_Page extract_:
+-------+
Wednesday, December 9, 2015

Obama's unnecessary speech and the reaction

President Obama gave one of the most unusual Oval Office addresses in my memory Sunday night, but the reaction to his lectern-side chat was both predictable and overdone.

As I watched a bit of the president's address, I kept asking, "Why?" He didn't seem to have anything of any great import to say. He mostly reiterated his past policy statements about terrorism, religion and immigration. So why would he shoot a hole in prime-time programming for a rehash of past statements? He didn't even seem to understand the medium he was using. Most Oval Office addresses were delivered by a president (Kennedy in the Cuban Missile Crisis, Nixon during Watergate, Carter during the energy crisis, Johnson on Vietnam, Reagan during the Cold War) seated at the presidential desk. For some inexplicable reason, Obama chose to stand at a lectern in front of the presidential desk. He was playing ice hockey when the venue called for baseball.
+-------+
_Records_:

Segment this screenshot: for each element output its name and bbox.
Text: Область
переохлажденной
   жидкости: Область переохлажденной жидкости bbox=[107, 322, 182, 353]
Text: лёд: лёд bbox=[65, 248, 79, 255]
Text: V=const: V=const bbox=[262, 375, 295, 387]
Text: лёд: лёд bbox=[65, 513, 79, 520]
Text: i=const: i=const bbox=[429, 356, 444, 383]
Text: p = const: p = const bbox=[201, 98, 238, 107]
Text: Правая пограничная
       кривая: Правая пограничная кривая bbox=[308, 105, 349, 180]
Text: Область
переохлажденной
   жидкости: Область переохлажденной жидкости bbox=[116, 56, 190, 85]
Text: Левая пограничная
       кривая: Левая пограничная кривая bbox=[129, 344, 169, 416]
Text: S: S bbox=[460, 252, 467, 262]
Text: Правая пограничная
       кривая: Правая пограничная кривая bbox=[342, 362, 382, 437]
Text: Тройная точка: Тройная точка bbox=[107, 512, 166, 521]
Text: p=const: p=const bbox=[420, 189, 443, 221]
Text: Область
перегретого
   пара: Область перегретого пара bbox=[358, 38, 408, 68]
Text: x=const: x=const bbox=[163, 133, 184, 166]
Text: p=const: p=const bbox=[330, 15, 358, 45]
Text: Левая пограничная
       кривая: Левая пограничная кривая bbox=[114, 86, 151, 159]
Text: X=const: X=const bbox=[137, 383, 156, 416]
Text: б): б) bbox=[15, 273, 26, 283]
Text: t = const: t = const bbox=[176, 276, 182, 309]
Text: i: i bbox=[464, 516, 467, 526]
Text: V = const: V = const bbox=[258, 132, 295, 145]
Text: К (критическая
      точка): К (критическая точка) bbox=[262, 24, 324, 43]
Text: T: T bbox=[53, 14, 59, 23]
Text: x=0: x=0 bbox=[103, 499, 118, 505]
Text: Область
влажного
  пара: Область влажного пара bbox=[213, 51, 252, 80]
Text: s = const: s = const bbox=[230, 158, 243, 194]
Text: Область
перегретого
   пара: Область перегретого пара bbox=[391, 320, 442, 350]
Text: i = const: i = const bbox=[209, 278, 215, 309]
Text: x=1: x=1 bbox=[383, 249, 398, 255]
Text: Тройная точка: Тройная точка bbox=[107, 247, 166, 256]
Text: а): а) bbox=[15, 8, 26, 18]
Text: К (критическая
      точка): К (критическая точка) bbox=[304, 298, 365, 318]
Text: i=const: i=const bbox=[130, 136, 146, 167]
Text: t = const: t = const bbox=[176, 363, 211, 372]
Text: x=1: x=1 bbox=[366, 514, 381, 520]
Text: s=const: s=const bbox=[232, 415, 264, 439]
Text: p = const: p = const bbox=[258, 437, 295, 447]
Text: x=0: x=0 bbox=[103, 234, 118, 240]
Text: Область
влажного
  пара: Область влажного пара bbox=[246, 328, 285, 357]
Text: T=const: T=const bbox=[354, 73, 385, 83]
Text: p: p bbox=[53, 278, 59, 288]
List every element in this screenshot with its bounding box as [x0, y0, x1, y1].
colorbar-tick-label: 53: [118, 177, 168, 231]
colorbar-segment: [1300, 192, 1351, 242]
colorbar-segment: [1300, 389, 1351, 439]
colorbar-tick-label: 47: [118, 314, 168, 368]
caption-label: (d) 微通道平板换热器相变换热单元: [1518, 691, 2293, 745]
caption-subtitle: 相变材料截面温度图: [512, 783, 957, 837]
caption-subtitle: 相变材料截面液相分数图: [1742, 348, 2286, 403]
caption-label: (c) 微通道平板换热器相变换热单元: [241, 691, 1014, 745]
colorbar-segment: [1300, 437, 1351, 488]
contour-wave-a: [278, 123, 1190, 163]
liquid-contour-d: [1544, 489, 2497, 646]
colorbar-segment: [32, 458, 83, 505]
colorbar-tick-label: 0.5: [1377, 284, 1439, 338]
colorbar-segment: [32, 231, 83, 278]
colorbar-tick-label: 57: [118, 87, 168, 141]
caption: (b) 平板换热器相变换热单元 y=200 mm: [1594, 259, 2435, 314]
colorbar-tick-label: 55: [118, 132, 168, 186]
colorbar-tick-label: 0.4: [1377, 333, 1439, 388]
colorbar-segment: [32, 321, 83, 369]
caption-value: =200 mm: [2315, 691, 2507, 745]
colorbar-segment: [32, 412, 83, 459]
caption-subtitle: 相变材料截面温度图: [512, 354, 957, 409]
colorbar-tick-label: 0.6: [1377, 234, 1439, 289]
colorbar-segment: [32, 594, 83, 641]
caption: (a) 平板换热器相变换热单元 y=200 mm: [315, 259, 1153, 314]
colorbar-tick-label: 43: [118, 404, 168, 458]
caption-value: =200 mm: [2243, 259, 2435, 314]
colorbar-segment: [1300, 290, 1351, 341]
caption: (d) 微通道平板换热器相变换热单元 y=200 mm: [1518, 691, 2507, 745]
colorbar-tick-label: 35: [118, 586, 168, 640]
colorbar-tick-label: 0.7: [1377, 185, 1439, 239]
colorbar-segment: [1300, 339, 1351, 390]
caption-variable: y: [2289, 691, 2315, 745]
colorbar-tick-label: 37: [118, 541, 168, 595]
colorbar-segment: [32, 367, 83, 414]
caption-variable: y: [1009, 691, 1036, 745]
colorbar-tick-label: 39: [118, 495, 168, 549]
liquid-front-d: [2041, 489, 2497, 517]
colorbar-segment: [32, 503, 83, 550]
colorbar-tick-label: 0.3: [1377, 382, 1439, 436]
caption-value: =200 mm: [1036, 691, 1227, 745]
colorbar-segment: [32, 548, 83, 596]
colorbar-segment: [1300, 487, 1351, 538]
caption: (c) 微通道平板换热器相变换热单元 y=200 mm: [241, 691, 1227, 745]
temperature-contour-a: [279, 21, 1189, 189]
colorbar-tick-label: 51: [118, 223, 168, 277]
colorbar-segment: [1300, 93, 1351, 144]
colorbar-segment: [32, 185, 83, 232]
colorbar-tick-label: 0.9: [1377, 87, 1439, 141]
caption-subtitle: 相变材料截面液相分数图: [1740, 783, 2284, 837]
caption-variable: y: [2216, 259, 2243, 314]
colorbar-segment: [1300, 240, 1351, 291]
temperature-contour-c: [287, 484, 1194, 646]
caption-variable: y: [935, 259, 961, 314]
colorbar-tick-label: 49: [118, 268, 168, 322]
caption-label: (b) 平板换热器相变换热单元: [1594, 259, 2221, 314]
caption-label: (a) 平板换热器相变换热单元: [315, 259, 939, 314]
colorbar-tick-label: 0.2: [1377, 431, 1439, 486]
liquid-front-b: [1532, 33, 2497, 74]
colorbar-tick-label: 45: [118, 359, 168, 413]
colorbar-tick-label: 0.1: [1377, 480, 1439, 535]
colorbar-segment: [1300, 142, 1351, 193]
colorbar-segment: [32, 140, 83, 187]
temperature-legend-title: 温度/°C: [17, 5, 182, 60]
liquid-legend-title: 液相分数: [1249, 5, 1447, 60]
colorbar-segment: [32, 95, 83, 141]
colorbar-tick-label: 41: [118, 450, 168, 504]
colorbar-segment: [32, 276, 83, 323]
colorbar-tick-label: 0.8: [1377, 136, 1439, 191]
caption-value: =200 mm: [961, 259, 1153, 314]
+-------+
_Work instructions_: Reproduce word for word the part of the column on Obama's Oval Office address that opens with the words containing "President Obama gave" and closes with "predictable and overdone.". The records have nothing to do with this.

_Written reply_:
President Obama gave one of the most unusual Oval Office addresses in my memory Sunday night, but the reaction to his lectern-side chat was both predictable and overdone.